··· Entries provided

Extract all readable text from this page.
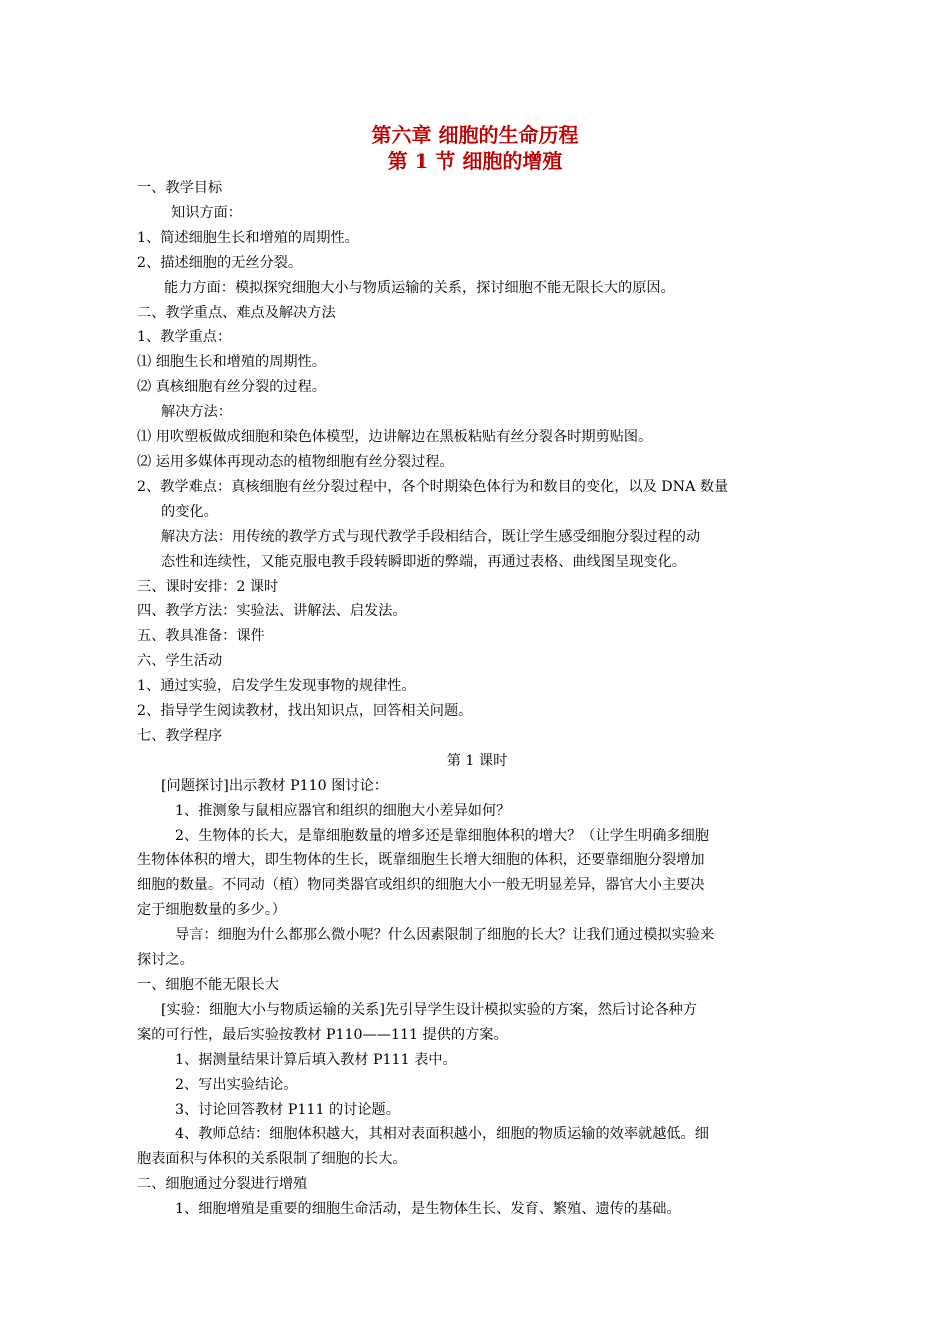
第六章 细胞的生命历程
第 1 节 细胞的增殖

一、教学目标

知识方面：

1、简述细胞生长和增殖的周期性。

2、描述细胞的无丝分裂。

能力方面：模拟探究细胞大小与物质运输的关系，探讨细胞不能无限长大的原因。

二、教学重点、难点及解决方法

1、教学重点：

⑴ 细胞生长和增殖的周期性。

⑵ 真核细胞有丝分裂的过程。

解决方法：

⑴ 用吹塑板做成细胞和染色体模型，边讲解边在黑板粘贴有丝分裂各时期剪贴图。

⑵ 运用多媒体再现动态的植物细胞有丝分裂过程。

2、教学难点：真核细胞有丝分裂过程中，各个时期染色体行为和数目的变化，以及 DNA 数量

的变化。

解决方法：用传统的教学方式与现代教学手段相结合，既让学生感受细胞分裂过程的动

态性和连续性，又能克服电教手段转瞬即逝的弊端，再通过表格、曲线图呈现变化。

三、课时安排：2 课时

四、教学方法：实验法、讲解法、启发法。

五、教具准备：课件

六、学生活动

1、通过实验，启发学生发现事物的规律性。

2、指导学生阅读教材，找出知识点，回答相关问题。

七、教学程序

第 1 课时

[问题探讨]出示教材 P110 图讨论：

1、推测象与鼠相应器官和组织的细胞大小差异如何？

2、生物体的长大，是靠细胞数量的增多还是靠细胞体积的增大？（让学生明确多细胞

生物体体积的增大，即生物体的生长，既靠细胞生长增大细胞的体积，还要靠细胞分裂增加

细胞的数量。不同动（植）物同类器官或组织的细胞大小一般无明显差异，器官大小主要决

定于细胞数量的多少。）

导言：细胞为什么都那么微小呢？什么因素限制了细胞的长大？让我们通过模拟实验来

探讨之。

一、细胞不能无限长大

[实验：细胞大小与物质运输的关系]先引导学生设计模拟实验的方案，然后讨论各种方

案的可行性，最后实验按教材 P110——111 提供的方案。

1、据测量结果计算后填入教材 P111 表中。

2、写出实验结论。

3、讨论回答教材 P111 的讨论题。

4、教师总结：细胞体积越大，其相对表面积越小，细胞的物质运输的效率就越低。细

胞表面积与体积的关系限制了细胞的长大。

二、细胞通过分裂进行增殖

1、细胞增殖是重要的细胞生命活动，是生物体生长、发育、繁殖、遗传的基础。
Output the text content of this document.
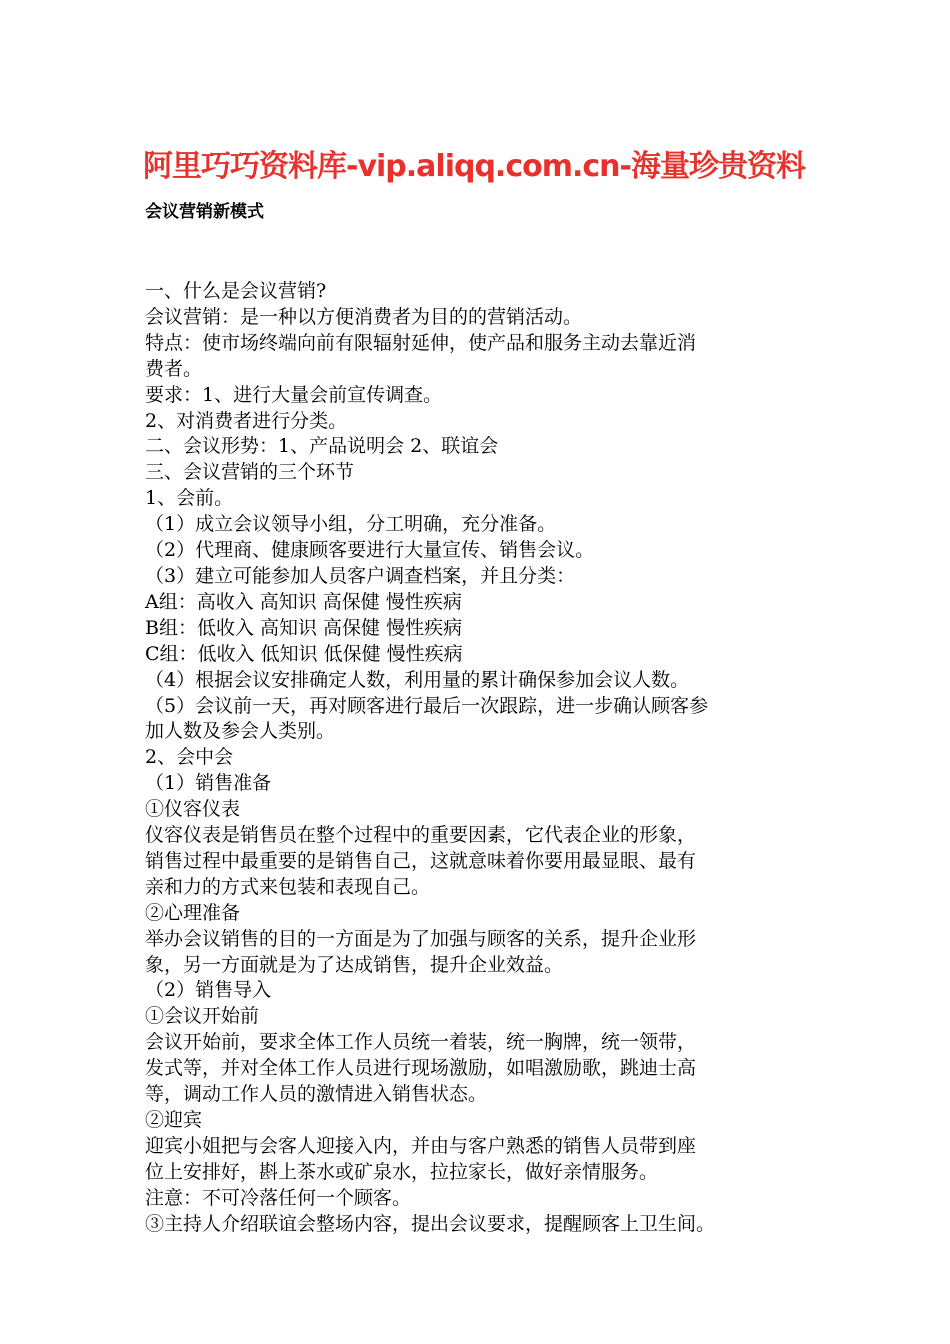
阿里巧巧资料库-vip.aliqq.com.cn-海量珍贵资料
会议营销新模式
一、什么是会议营销?
会议营销：是一种以方便消费者为目的的营销活动。
特点：使市场终端向前有限辐射延伸，使产品和服务主动去靠近消
费者。
要求：1、进行大量会前宣传调查。
2、对消费者进行分类。
二、会议形势：1、产品说明会 2、联谊会
三、会议营销的三个环节
1、会前。
（1）成立会议领导小组，分工明确，充分准备。
（2）代理商、健康顾客要进行大量宣传、销售会议。
（3）建立可能参加人员客户调查档案，并且分类：
A组：高收入 高知识 高保健 慢性疾病
B组：低收入 高知识 高保健 慢性疾病
C组：低收入 低知识 低保健 慢性疾病
（4）根据会议安排确定人数，利用量的累计确保参加会议人数。
（5）会议前一天，再对顾客进行最后一次跟踪，进一步确认顾客参
加人数及参会人类别。
2、会中会
（1）销售准备
①仪容仪表
仪容仪表是销售员在整个过程中的重要因素，它代表企业的形象，
销售过程中最重要的是销售自己，这就意味着你要用最显眼、最有
亲和力的方式来包装和表现自己。
②心理准备
举办会议销售的目的一方面是为了加强与顾客的关系，提升企业形
象，另一方面就是为了达成销售，提升企业效益。
（2）销售导入
①会议开始前
会议开始前，要求全体工作人员统一着装，统一胸牌，统一领带，
发式等，并对全体工作人员进行现场激励，如唱激励歌，跳迪士高
等，调动工作人员的激情进入销售状态。
②迎宾
迎宾小姐把与会客人迎接入内，并由与客户熟悉的销售人员带到座
位上安排好，斟上茶水或矿泉水，拉拉家长，做好亲情服务。
注意：不可冷落任何一个顾客。
③主持人介绍联谊会整场内容，提出会议要求，提醒顾客上卫生间。
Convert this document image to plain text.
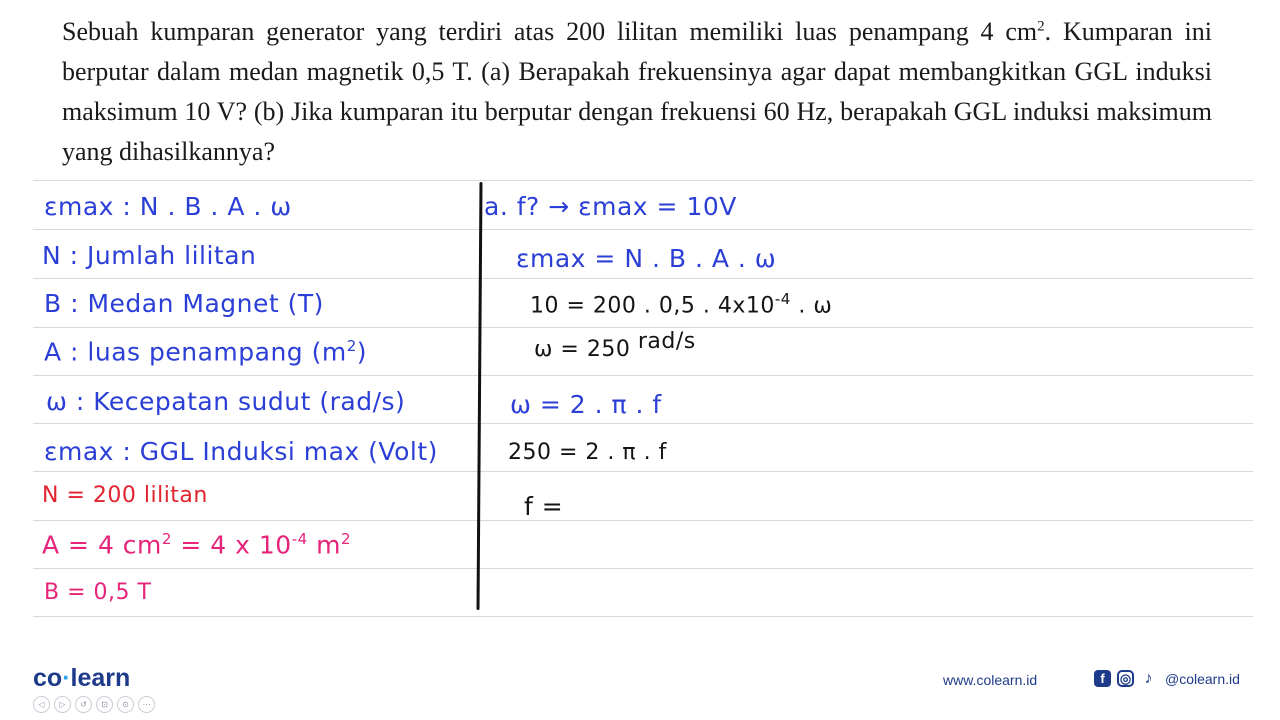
Sebuah kumparan generator yang terdiri atas 200 lilitan memiliki luas penampang 4 $cm^2$. Kumparan ini berputar dalam medan magnetik 0,5 T. (a) Berapakah frekuensinya agar dapat membangkitkan GGL induksi maksimum 10 V? (b) Jika kumparan itu berputar dengan frekuensi 60 Hz, berapakah GGL induksi maksimum yang dihasilkannya?
εmax : N . B . A . ω
N : Jumlah lilitan
B : Medan Magnet (T)
A : luas penampang $(m^2)$
ω : Kecepatan sudut (rad/s)
εmax : GGL Induksi max (Volt)
N = 200 lilitan
A = 4 $cm^2 = 4$ x $10^{-4}$ $m^2$
B = 0,5 T
a. f? → εmax = 10V
εmax = N . B . A . ω
10 = 200 . 0,5 . $4x10^{-4}$ . ω
ω = 250 rad/s
ω = 2 . π . f
250 = 2 . π . f
f =
co·learn
◁	▷	↺	⊡	⊙	⋯
www.colearn.id	f	◎ ♪ @colearn.id
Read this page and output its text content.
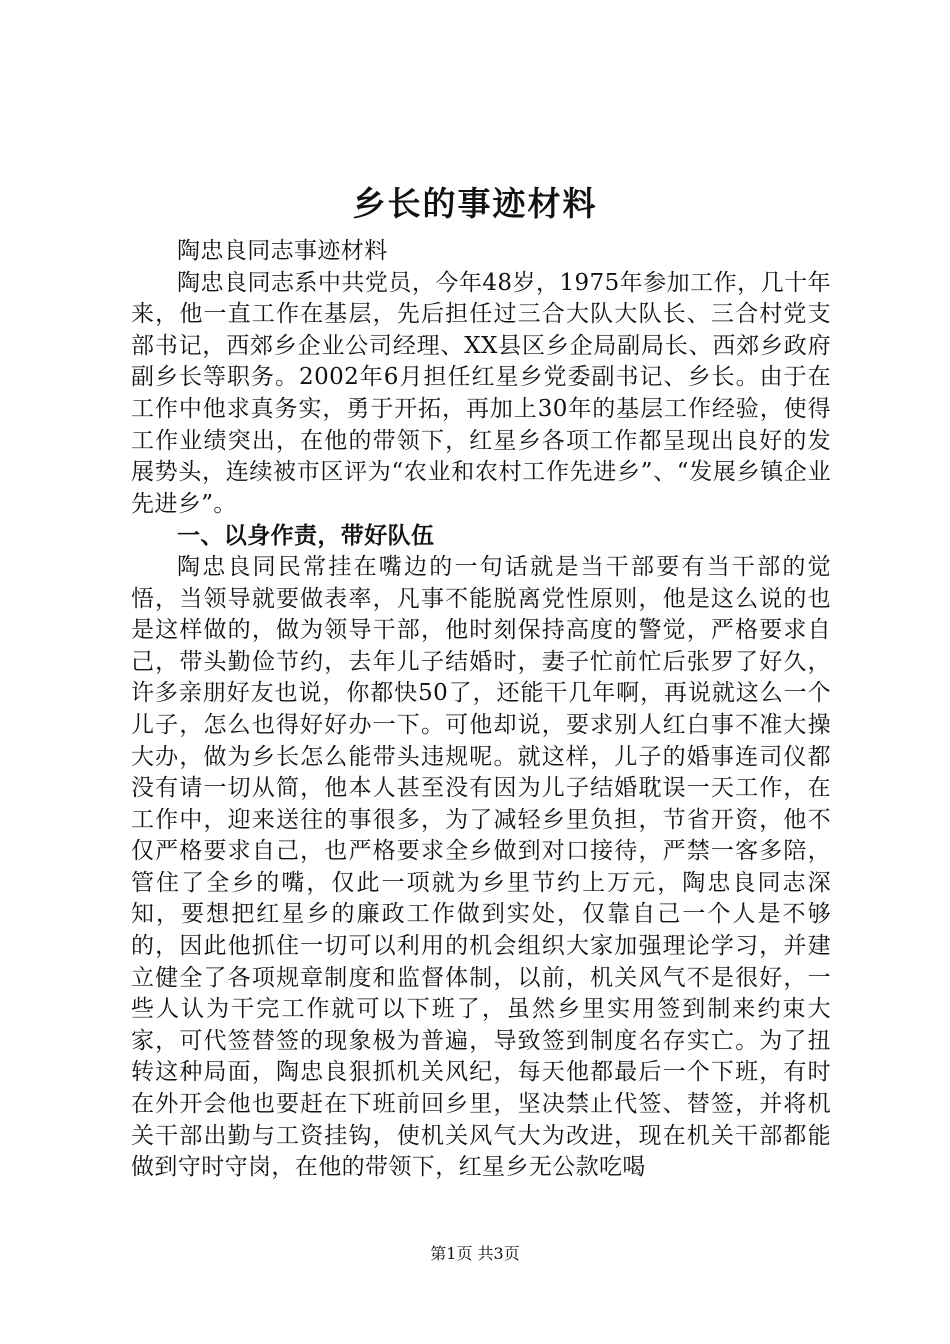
乡长的事迹材料

陶忠良同志事迹材料

陶忠良同志系中共党员，今年48岁，1975年参加工作，几十年来，他一直工作在基层，先后担任过三合大队大队长、三合村党支部书记，西郊乡企业公司经理、XX县区乡企局副局长、西郊乡政府副乡长等职务。2002年6月担任红星乡党委副书记、乡长。由于在工作中他求真务实，勇于开拓，再加上30年的基层工作经验，使得工作业绩突出，在他的带领下，红星乡各项工作都呈现出良好的发展势头，连续被市区评为“农业和农村工作先进乡”、“发展乡镇企业先进乡”。

一、以身作责，带好队伍

陶忠良同民常挂在嘴边的一句话就是当干部要有当干部的觉悟，当领导就要做表率，凡事不能脱离党性原则，他是这么说的也是这样做的，做为领导干部，他时刻保持高度的警觉，严格要求自己，带头勤俭节约，去年儿子结婚时，妻子忙前忙后张罗了好久，许多亲朋好友也说，你都快50了，还能干几年啊，再说就这么一个儿子，怎么也得好好办一下。可他却说，要求别人红白事不准大操大办，做为乡长怎么能带头违规呢。就这样，儿子的婚事连司仪都没有请一切从简，他本人甚至没有因为儿子结婚耽误一天工作，在工作中，迎来送往的事很多，为了减轻乡里负担，节省开资，他不仅严格要求自己，也严格要求全乡做到对口接待，严禁一客多陪，管住了全乡的嘴，仅此一项就为乡里节约上万元，陶忠良同志深知，要想把红星乡的廉政工作做到实处，仅靠自己一个人是不够的，因此他抓住一切可以利用的机会组织大家加强理论学习，并建立健全了各项规章制度和监督体制，以前，机关风气不是很好，一些人认为干完工作就可以下班了，虽然乡里实用签到制来约束大家，可代签替签的现象极为普遍，导致签到制度名存实亡。为了扭转这种局面，陶忠良狠抓机关风纪，每天他都最后一个下班，有时在外开会他也要赶在下班前回乡里，坚决禁止代签、替签，并将机关干部出勤与工资挂钩，使机关风气大为改进，现在机关干部都能做到守时守岗，在他的带领下，红星乡无公款吃喝

第1页 共3页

······

Work required: Write out every line above exactly as it is, leaving out the pictures.

The solution:
Extract all readable text from this page.
第六章 细胞的生命历程
第 1 节 细胞的增殖

一、教学目标

知识方面：

1、简述细胞生长和增殖的周期性。

2、描述细胞的无丝分裂。

能力方面：模拟探究细胞大小与物质运输的关系，探讨细胞不能无限长大的原因。

二、教学重点、难点及解决方法

1、教学重点：

⑴ 细胞生长和增殖的周期性。

⑵ 真核细胞有丝分裂的过程。

解决方法：

⑴ 用吹塑板做成细胞和染色体模型，边讲解边在黑板粘贴有丝分裂各时期剪贴图。

⑵ 运用多媒体再现动态的植物细胞有丝分裂过程。

2、教学难点：真核细胞有丝分裂过程中，各个时期染色体行为和数目的变化，以及 DNA 数量

的变化。

解决方法：用传统的教学方式与现代教学手段相结合，既让学生感受细胞分裂过程的动

态性和连续性，又能克服电教手段转瞬即逝的弊端，再通过表格、曲线图呈现变化。

三、课时安排：2 课时

四、教学方法：实验法、讲解法、启发法。

五、教具准备：课件

六、学生活动

1、通过实验，启发学生发现事物的规律性。

2、指导学生阅读教材，找出知识点，回答相关问题。

七、教学程序

第 1 课时

[问题探讨]出示教材 P110 图讨论：

1、推测象与鼠相应器官和组织的细胞大小差异如何？

2、生物体的长大，是靠细胞数量的增多还是靠细胞体积的增大？（让学生明确多细胞

生物体体积的增大，即生物体的生长，既靠细胞生长增大细胞的体积，还要靠细胞分裂增加

细胞的数量。不同动（植）物同类器官或组织的细胞大小一般无明显差异，器官大小主要决

定于细胞数量的多少。）

导言：细胞为什么都那么微小呢？什么因素限制了细胞的长大？让我们通过模拟实验来

探讨之。

一、细胞不能无限长大

[实验：细胞大小与物质运输的关系]先引导学生设计模拟实验的方案，然后讨论各种方

案的可行性，最后实验按教材 P110——111 提供的方案。

1、据测量结果计算后填入教材 P111 表中。

2、写出实验结论。

3、讨论回答教材 P111 的讨论题。

4、教师总结：细胞体积越大，其相对表面积越小，细胞的物质运输的效率就越低。细

胞表面积与体积的关系限制了细胞的长大。

二、细胞通过分裂进行增殖

1、细胞增殖是重要的细胞生命活动，是生物体生长、发育、繁殖、遗传的基础。
Output the text content of this document.
阿里巧巧资料库-vip.aliqq.com.cn-海量珍贵资料
会议营销新模式
一、什么是会议营销?
会议营销：是一种以方便消费者为目的的营销活动。
特点：使市场终端向前有限辐射延伸，使产品和服务主动去靠近消
费者。
要求：1、进行大量会前宣传调查。
2、对消费者进行分类。
二、会议形势：1、产品说明会 2、联谊会
三、会议营销的三个环节
1、会前。
（1）成立会议领导小组，分工明确，充分准备。
（2）代理商、健康顾客要进行大量宣传、销售会议。
（3）建立可能参加人员客户调查档案，并且分类：
A组：高收入 高知识 高保健 慢性疾病
B组：低收入 高知识 高保健 慢性疾病
C组：低收入 低知识 低保健 慢性疾病
（4）根据会议安排确定人数，利用量的累计确保参加会议人数。
（5）会议前一天，再对顾客进行最后一次跟踪，进一步确认顾客参
加人数及参会人类别。
2、会中会
（1）销售准备
①仪容仪表
仪容仪表是销售员在整个过程中的重要因素，它代表企业的形象，
销售过程中最重要的是销售自己，这就意味着你要用最显眼、最有
亲和力的方式来包装和表现自己。
②心理准备
举办会议销售的目的一方面是为了加强与顾客的关系，提升企业形
象，另一方面就是为了达成销售，提升企业效益。
（2）销售导入
①会议开始前
会议开始前，要求全体工作人员统一着装，统一胸牌，统一领带，
发式等，并对全体工作人员进行现场激励，如唱激励歌，跳迪士高
等，调动工作人员的激情进入销售状态。
②迎宾
迎宾小姐把与会客人迎接入内，并由与客户熟悉的销售人员带到座
位上安排好，斟上茶水或矿泉水，拉拉家长，做好亲情服务。
注意：不可冷落任何一个顾客。
③主持人介绍联谊会整场内容，提出会议要求，提醒顾客上卫生间。
Convert this document image to plain text.
Sebuah kumparan generator yang terdiri atas 200 lilitan memiliki luas penampang 4 $cm^2$. Kumparan ini berputar dalam medan magnetik 0,5 T. (a) Berapakah frekuensinya agar dapat membangkitkan GGL induksi maksimum 10 V? (b) Jika kumparan itu berputar dengan frekuensi 60 Hz, berapakah GGL induksi maksimum yang dihasilkannya?
εmax : N . B . A . ω
N : Jumlah lilitan
B : Medan Magnet (T)
A : luas penampang $(m^2)$
ω : Kecepatan sudut (rad/s)
εmax : GGL Induksi max (Volt)
N = 200 lilitan
A = 4 $cm^2 = 4$ x $10^{-4}$ $m^2$
B = 0,5 T
a. f? → εmax = 10V
εmax = N . B . A . ω
10 = 200 . 0,5 . $4x10^{-4}$ . ω
ω = 250 rad/s
ω = 2 . π . f
250 = 2 . π . f
f =
co·learn
◁	▷	↺	⊡	⊙	⋯
www.colearn.id	f	◎ ♪ @colearn.id
Read this page and output its text content.
乡长的事迹材料

陶忠良同志事迹材料

陶忠良同志系中共党员，今年48岁，1975年参加工作，几十年来，他一直工作在基层，先后担任过三合大队大队长、三合村党支部书记，西郊乡企业公司经理、XX县区乡企局副局长、西郊乡政府副乡长等职务。2002年6月担任红星乡党委副书记、乡长。由于在工作中他求真务实，勇于开拓，再加上30年的基层工作经验，使得工作业绩突出，在他的带领下，红星乡各项工作都呈现出良好的发展势头，连续被市区评为“农业和农村工作先进乡”、“发展乡镇企业先进乡”。

一、以身作责，带好队伍

陶忠良同民常挂在嘴边的一句话就是当干部要有当干部的觉悟，当领导就要做表率，凡事不能脱离党性原则，他是这么说的也是这样做的，做为领导干部，他时刻保持高度的警觉，严格要求自己，带头勤俭节约，去年儿子结婚时，妻子忙前忙后张罗了好久，许多亲朋好友也说，你都快50了，还能干几年啊，再说就这么一个儿子，怎么也得好好办一下。可他却说，要求别人红白事不准大操大办，做为乡长怎么能带头违规呢。就这样，儿子的婚事连司仪都没有请一切从简，他本人甚至没有因为儿子结婚耽误一天工作，在工作中，迎来送往的事很多，为了减轻乡里负担，节省开资，他不仅严格要求自己，也严格要求全乡做到对口接待，严禁一客多陪，管住了全乡的嘴，仅此一项就为乡里节约上万元，陶忠良同志深知，要想把红星乡的廉政工作做到实处，仅靠自己一个人是不够的，因此他抓住一切可以利用的机会组织大家加强理论学习，并建立健全了各项规章制度和监督体制，以前，机关风气不是很好，一些人认为干完工作就可以下班了，虽然乡里实用签到制来约束大家，可代签替签的现象极为普遍，导致签到制度名存实亡。为了扭转这种局面，陶忠良狠抓机关风纪，每天他都最后一个下班，有时在外开会他也要赶在下班前回乡里，坚决禁止代签、替签，并将机关干部出勤与工资挂钩，使机关风气大为改进，现在机关干部都能做到守时守岗，在他的带领下，红星乡无公款吃喝

第1页 共3页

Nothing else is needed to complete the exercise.